[EXERCISE TASK]: Write out the material exactly, with the pictures left out.

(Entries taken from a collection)
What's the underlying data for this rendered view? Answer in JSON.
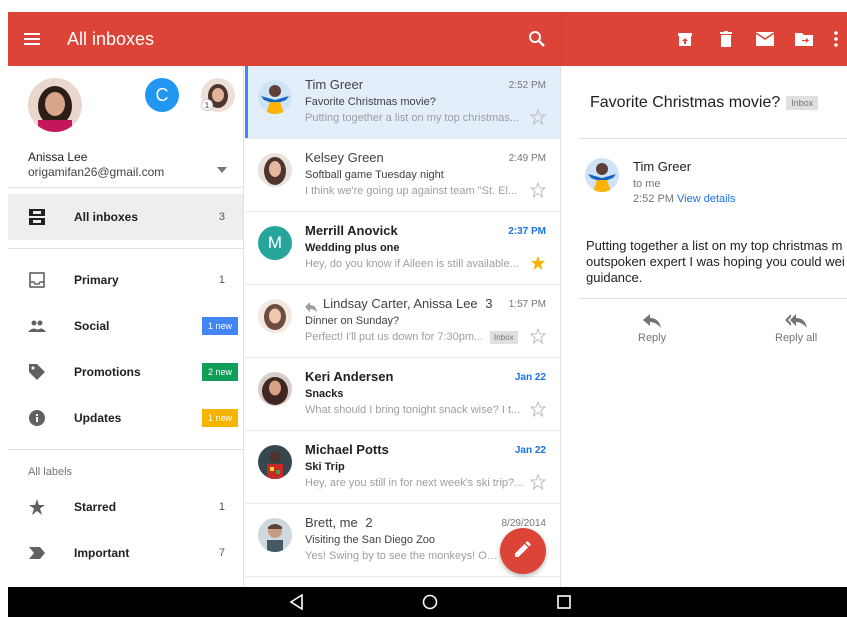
{
  "appbar": {
    "title": "All inboxes",
    "icons": [
      "menu-icon",
      "search-icon",
      "archive-icon",
      "delete-icon",
      "mail-icon",
      "move-to-folder-icon",
      "more-vert-icon"
    ],
    "color": "#db4437"
  },
  "drawer": {
    "account": {
      "name": "Anissa Lee",
      "email": "origamifan26@gmail.com",
      "secondary_letter": "C",
      "small_badge": "1"
    },
    "items": [
      {
        "label": "All inboxes",
        "count": "3",
        "icon": "all-inboxes-icon"
      },
      {
        "label": "Primary",
        "count": "1",
        "icon": "inbox-icon"
      },
      {
        "label": "Social",
        "badge": "1 new",
        "badge_color": "#4285f4",
        "icon": "people-icon"
      },
      {
        "label": "Promotions",
        "badge": "2 new",
        "badge_color": "#0f9d58",
        "icon": "tag-icon"
      },
      {
        "label": "Updates",
        "badge": "1 new",
        "badge_color": "#f4b400",
        "icon": "info-icon"
      }
    ],
    "section_label": "All labels",
    "labels": [
      {
        "label": "Starred",
        "count": "1",
        "icon": "star-icon"
      },
      {
        "label": "Important",
        "count": "7",
        "icon": "important-icon"
      }
    ]
  },
  "list": {
    "rows": [
      {
        "sender": "Tim Greer",
        "time": "2:52 PM",
        "subject": "Favorite Christmas movie?",
        "snippet": "Putting together a list on my top christmas...",
        "unread": false,
        "starred": false
      },
      {
        "sender": "Kelsey Green",
        "time": "2:49 PM",
        "subject": "Softball game Tuesday night",
        "snippet": "I think we're going up against team \"St. El...",
        "unread": false,
        "starred": false
      },
      {
        "sender": "Merrill Anovick",
        "time": "2:37 PM",
        "subject": "Wedding plus one",
        "snippet": "Hey, do you know if Aileen is still available...",
        "unread": true,
        "starred": true,
        "letter": "M"
      },
      {
        "sender": "Lindsay Carter, Anissa Lee",
        "thread_count": "3",
        "time": "1:57 PM",
        "subject": "Dinner on Sunday?",
        "snippet": "Perfect! I'll put us down for 7:30pm...",
        "tag": "Inbox",
        "unread": false,
        "starred": false
      },
      {
        "sender": "Keri Andersen",
        "time": "Jan 22",
        "subject": "Snacks",
        "snippet": "What should I bring tonight snack wise? I t...",
        "unread": true,
        "starred": false
      },
      {
        "sender": "Michael Potts",
        "time": "Jan 22",
        "subject": "Ski Trip",
        "snippet": "Hey, are you still in for next week's ski trip?...",
        "unread": true,
        "starred": false
      },
      {
        "sender": "Brett, me",
        "thread_count": "2",
        "time": "8/29/2014",
        "subject": "Visiting the San Diego Zoo",
        "snippet": "Yes! Swing by to see the monkeys! On F",
        "unread": false,
        "starred": false
      }
    ]
  },
  "detail": {
    "subject": "Favorite Christmas movie?",
    "tag": "Inbox",
    "sender": "Tim Greer",
    "to": "to me",
    "time": "2:52 PM",
    "view_details": "View details",
    "body": "Putting together a list on my top christmas m outspoken expert I was hoping you could wei guidance.",
    "actions": {
      "reply": "Reply",
      "reply_all": "Reply all"
    }
  },
  "colors": {
    "accent": "#db4437",
    "selected_row": "#e3eefb",
    "link": "#1a73e8",
    "star": "#f4b400"
  }
}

[SOLUTION]:
What's the underlying data for this rendered view? Answer in JSON.
{
  "appbar": {
    "title": "All inboxes",
    "icons": [
      "menu-icon",
      "search-icon",
      "archive-icon",
      "delete-icon",
      "mail-icon",
      "move-to-folder-icon",
      "more-vert-icon"
    ],
    "color": "#db4437"
  },
  "drawer": {
    "account": {
      "name": "Anissa Lee",
      "email": "origamifan26@gmail.com",
      "secondary_letter": "C",
      "small_badge": "1"
    },
    "items": [
      {
        "label": "All inboxes",
        "count": "3",
        "icon": "all-inboxes-icon"
      },
      {
        "label": "Primary",
        "count": "1",
        "icon": "inbox-icon"
      },
      {
        "label": "Social",
        "badge": "1 new",
        "badge_color": "#4285f4",
        "icon": "people-icon"
      },
      {
        "label": "Promotions",
        "badge": "2 new",
        "badge_color": "#0f9d58",
        "icon": "tag-icon"
      },
      {
        "label": "Updates",
        "badge": "1 new",
        "badge_color": "#f4b400",
        "icon": "info-icon"
      }
    ],
    "section_label": "All labels",
    "labels": [
      {
        "label": "Starred",
        "count": "1",
        "icon": "star-icon"
      },
      {
        "label": "Important",
        "count": "7",
        "icon": "important-icon"
      }
    ]
  },
  "list": {
    "rows": [
      {
        "sender": "Tim Greer",
        "time": "2:52 PM",
        "subject": "Favorite Christmas movie?",
        "snippet": "Putting together a list on my top christmas...",
        "unread": false,
        "starred": false
      },
      {
        "sender": "Kelsey Green",
        "time": "2:49 PM",
        "subject": "Softball game Tuesday night",
        "snippet": "I think we're going up against team \"St. El...",
        "unread": false,
        "starred": false
      },
      {
        "sender": "Merrill Anovick",
        "time": "2:37 PM",
        "subject": "Wedding plus one",
        "snippet": "Hey, do you know if Aileen is still available...",
        "unread": true,
        "starred": true,
        "letter": "M"
      },
      {
        "sender": "Lindsay Carter, Anissa Lee",
        "thread_count": "3",
        "time": "1:57 PM",
        "subject": "Dinner on Sunday?",
        "snippet": "Perfect! I'll put us down for 7:30pm...",
        "tag": "Inbox",
        "unread": false,
        "starred": false
      },
      {
        "sender": "Keri Andersen",
        "time": "Jan 22",
        "subject": "Snacks",
        "snippet": "What should I bring tonight snack wise? I t...",
        "unread": true,
        "starred": false
      },
      {
        "sender": "Michael Potts",
        "time": "Jan 22",
        "subject": "Ski Trip",
        "snippet": "Hey, are you still in for next week's ski trip?...",
        "unread": true,
        "starred": false
      },
      {
        "sender": "Brett, me",
        "thread_count": "2",
        "time": "8/29/2014",
        "subject": "Visiting the San Diego Zoo",
        "snippet": "Yes! Swing by to see the monkeys! On F",
        "unread": false,
        "starred": false
      }
    ]
  },
  "detail": {
    "subject": "Favorite Christmas movie?",
    "tag": "Inbox",
    "sender": "Tim Greer",
    "to": "to me",
    "time": "2:52 PM",
    "view_details": "View details",
    "body": "Putting together a list on my top christmas m outspoken expert I was hoping you could wei guidance.",
    "actions": {
      "reply": "Reply",
      "reply_all": "Reply all"
    }
  },
  "colors": {
    "accent": "#db4437",
    "selected_row": "#e3eefb",
    "link": "#1a73e8",
    "star": "#f4b400"
  }
}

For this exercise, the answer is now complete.